---- Given records

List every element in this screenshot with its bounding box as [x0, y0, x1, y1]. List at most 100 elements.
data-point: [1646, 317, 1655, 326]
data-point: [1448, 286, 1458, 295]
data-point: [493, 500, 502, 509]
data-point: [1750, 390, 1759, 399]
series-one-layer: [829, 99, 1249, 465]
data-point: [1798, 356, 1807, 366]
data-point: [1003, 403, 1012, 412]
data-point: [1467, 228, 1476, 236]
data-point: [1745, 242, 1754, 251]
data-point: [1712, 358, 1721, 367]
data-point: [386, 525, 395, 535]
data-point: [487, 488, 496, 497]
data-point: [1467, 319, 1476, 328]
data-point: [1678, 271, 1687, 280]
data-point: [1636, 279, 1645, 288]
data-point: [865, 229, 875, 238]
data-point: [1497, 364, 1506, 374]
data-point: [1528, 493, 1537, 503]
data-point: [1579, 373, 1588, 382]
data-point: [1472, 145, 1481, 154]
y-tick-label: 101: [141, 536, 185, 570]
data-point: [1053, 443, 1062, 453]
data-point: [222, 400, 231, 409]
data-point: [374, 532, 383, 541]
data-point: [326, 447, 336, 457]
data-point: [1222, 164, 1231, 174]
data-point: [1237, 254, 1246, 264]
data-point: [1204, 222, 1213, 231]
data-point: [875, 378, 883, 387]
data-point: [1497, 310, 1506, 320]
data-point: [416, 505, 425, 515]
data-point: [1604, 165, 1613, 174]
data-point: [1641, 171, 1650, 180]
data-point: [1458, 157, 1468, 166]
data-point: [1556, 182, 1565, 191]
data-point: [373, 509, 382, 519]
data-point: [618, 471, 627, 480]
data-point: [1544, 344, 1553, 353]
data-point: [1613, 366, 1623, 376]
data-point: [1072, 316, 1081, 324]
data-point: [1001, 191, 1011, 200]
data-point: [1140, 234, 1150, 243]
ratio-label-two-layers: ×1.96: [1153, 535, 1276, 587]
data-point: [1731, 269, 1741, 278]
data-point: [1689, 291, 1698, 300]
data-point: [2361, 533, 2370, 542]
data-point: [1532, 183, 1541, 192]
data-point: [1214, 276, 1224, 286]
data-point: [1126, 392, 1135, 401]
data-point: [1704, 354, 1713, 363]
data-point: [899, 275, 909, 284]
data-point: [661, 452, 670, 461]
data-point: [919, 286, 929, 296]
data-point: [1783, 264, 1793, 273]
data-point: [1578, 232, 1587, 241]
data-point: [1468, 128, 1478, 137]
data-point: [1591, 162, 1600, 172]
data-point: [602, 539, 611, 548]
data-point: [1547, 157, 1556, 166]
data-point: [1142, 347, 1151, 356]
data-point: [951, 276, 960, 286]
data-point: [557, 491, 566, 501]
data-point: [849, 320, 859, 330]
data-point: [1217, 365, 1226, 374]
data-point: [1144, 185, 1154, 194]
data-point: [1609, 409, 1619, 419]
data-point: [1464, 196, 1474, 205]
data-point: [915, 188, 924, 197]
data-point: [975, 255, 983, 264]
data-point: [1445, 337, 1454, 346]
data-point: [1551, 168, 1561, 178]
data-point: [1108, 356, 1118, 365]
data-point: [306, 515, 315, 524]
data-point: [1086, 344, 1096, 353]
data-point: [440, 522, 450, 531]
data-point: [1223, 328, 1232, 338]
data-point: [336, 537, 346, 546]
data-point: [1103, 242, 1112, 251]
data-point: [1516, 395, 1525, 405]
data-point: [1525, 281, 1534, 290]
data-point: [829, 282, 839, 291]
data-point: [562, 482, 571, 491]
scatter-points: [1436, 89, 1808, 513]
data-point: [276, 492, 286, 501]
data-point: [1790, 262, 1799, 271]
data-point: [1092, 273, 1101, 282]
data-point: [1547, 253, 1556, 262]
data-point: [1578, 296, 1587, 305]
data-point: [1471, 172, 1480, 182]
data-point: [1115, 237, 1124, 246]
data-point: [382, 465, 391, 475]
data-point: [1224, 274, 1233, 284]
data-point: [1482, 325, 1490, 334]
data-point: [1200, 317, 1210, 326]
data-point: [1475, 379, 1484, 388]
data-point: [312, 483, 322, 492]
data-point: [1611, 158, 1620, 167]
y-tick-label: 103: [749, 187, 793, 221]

--------

• Exercise goal:
Reproduce verbatim the stretch of the entries above from their first line through the line containing "data-point: [1003, 403, 1012, 412]", inclusive of both ends, and nothing else.

• Result of this task:
List every element in this screenshot with its bounding box as [x0, y0, x1, y1]. List at most 100 elements.
data-point: [1646, 317, 1655, 326]
data-point: [1448, 286, 1458, 295]
data-point: [493, 500, 502, 509]
data-point: [1750, 390, 1759, 399]
series-one-layer: [829, 99, 1249, 465]
data-point: [1798, 356, 1807, 366]
data-point: [1003, 403, 1012, 412]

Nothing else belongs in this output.